## Stored records
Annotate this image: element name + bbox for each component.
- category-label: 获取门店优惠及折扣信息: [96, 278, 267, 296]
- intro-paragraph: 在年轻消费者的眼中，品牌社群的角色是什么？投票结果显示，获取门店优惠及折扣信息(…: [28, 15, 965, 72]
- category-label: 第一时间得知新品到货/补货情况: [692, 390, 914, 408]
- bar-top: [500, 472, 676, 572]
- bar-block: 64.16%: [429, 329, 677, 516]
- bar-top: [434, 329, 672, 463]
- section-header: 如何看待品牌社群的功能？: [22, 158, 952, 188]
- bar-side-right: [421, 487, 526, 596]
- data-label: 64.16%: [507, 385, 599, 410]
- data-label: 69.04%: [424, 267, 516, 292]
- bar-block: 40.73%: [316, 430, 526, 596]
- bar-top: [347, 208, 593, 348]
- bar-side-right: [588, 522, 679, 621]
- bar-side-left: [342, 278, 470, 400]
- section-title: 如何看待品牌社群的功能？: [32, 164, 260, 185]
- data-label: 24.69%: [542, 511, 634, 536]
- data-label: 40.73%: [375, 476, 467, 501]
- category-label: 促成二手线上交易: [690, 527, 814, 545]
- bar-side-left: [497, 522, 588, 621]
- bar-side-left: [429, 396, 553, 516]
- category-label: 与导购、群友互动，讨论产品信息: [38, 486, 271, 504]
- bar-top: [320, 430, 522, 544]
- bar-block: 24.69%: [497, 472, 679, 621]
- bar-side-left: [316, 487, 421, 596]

## Required work
Report how many lines of the entries contain the string "block", treating uppercase and lowercase as different, and give only the number.

## Exercise output
3